_Problem statement_. Needed from the entries below: every line that holds the word "Electrical".

Extracted records:
=== Begin Enclosure ===

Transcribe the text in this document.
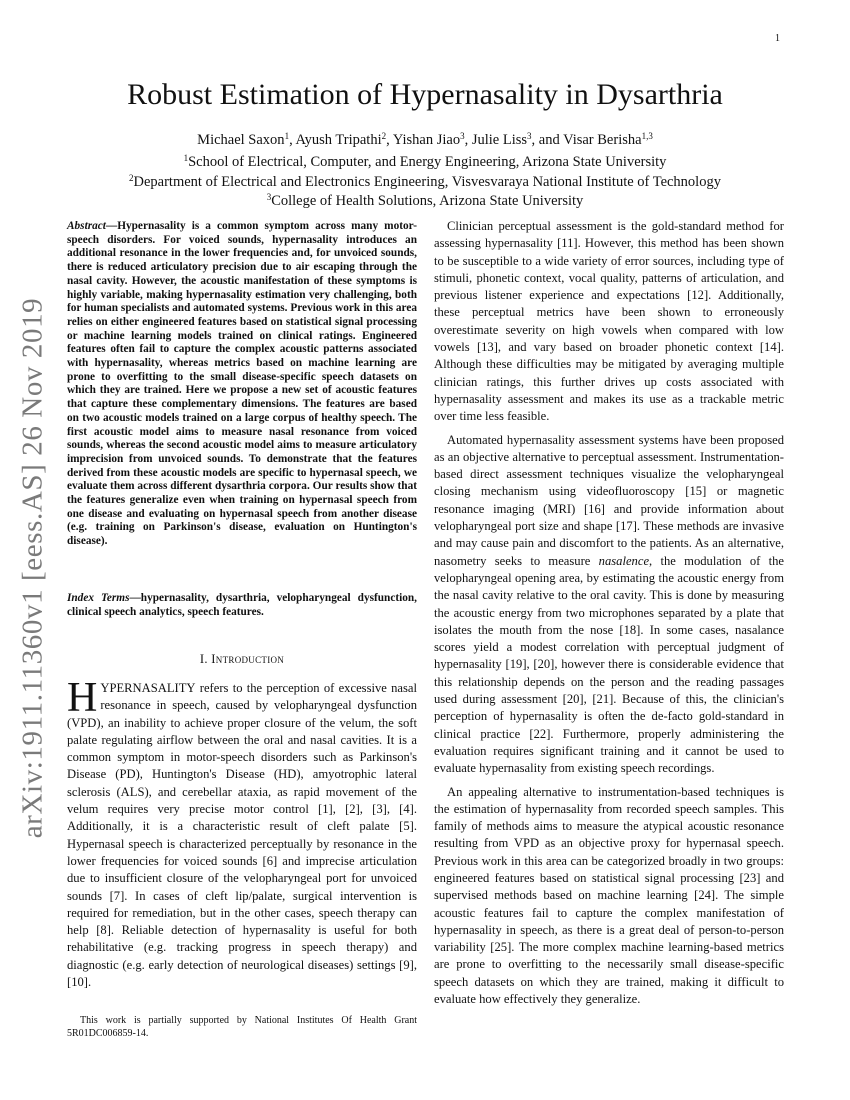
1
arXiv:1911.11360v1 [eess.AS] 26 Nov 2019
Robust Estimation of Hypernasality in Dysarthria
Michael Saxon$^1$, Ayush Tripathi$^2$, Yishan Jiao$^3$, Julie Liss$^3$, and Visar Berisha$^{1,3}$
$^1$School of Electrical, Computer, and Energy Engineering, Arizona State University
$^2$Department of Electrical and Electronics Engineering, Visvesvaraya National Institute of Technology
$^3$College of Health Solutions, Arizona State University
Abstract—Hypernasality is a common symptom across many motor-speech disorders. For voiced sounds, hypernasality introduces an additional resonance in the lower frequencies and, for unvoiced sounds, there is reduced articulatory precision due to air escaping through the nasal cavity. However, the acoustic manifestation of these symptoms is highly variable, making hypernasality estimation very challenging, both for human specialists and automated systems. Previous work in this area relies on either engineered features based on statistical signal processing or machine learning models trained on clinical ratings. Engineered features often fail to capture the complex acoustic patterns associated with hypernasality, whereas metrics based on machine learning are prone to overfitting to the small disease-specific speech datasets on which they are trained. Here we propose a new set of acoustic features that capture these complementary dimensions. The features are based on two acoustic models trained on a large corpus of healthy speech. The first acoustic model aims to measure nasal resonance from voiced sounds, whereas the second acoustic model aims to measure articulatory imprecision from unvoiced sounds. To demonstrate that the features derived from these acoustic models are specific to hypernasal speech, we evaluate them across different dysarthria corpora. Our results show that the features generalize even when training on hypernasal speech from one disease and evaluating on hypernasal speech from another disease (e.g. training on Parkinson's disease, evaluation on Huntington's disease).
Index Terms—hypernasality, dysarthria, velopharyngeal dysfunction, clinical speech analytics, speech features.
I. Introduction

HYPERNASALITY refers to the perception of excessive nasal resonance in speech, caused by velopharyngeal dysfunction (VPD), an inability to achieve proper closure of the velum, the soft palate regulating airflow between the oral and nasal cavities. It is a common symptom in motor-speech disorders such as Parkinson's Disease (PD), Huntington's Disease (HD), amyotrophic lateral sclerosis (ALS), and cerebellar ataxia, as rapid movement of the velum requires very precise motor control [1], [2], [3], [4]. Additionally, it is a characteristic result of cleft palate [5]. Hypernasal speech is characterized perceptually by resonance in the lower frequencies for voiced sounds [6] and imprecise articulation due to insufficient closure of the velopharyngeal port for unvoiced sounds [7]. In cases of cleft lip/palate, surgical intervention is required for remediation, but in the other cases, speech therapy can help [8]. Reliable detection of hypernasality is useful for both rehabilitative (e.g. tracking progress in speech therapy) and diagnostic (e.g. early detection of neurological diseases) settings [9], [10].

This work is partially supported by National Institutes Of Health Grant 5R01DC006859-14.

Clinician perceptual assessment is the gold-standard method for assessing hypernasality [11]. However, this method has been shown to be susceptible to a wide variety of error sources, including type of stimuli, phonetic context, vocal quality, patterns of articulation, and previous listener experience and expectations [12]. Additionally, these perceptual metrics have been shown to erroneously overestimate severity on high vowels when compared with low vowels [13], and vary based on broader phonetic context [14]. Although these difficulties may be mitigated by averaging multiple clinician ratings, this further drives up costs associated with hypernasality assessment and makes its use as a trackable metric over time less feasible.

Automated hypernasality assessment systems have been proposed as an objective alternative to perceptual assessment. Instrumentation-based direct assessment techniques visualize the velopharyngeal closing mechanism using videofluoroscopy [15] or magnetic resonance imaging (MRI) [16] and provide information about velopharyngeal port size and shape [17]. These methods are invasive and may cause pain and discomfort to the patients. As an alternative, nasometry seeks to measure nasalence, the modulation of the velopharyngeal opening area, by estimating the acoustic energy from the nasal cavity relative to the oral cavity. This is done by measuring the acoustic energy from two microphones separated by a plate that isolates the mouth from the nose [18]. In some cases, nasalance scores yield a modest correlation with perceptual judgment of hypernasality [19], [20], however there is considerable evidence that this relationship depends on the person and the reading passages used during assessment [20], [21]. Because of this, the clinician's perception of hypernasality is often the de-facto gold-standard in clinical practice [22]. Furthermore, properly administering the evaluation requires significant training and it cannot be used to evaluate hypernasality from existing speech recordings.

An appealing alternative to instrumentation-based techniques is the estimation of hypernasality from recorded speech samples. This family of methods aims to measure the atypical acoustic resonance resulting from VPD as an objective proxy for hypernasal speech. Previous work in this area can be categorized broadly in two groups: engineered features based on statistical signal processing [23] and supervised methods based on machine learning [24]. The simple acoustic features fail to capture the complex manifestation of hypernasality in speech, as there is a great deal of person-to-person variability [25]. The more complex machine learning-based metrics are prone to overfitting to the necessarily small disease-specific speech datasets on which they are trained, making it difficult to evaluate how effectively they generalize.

=== End Enclosure ===
=== Begin Enclosure ===

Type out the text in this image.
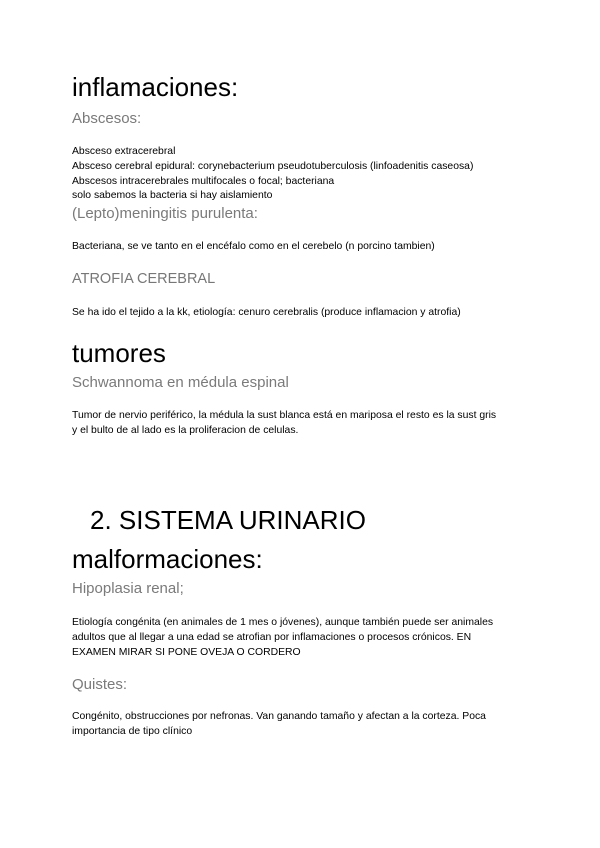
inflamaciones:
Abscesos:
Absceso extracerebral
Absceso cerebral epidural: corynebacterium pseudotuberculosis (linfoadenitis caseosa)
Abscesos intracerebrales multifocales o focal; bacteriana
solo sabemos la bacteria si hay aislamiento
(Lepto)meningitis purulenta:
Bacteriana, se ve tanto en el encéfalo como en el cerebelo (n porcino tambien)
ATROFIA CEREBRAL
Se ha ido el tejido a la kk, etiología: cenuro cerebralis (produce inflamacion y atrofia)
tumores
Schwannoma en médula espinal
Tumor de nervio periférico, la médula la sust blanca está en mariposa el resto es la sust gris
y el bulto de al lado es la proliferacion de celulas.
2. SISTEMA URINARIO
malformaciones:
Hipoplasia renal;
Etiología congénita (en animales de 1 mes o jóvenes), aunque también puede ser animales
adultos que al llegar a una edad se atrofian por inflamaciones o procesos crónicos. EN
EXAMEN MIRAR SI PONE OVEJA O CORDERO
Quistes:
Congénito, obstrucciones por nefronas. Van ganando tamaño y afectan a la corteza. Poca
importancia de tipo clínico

=== End Enclosure ===

_Written solution_.
$^1$School of Electrical, Computer, and Energy Engineering, Arizona State University
$^2$Department of Electrical and Electronics Engineering, Visvesvaraya National Institute of Technology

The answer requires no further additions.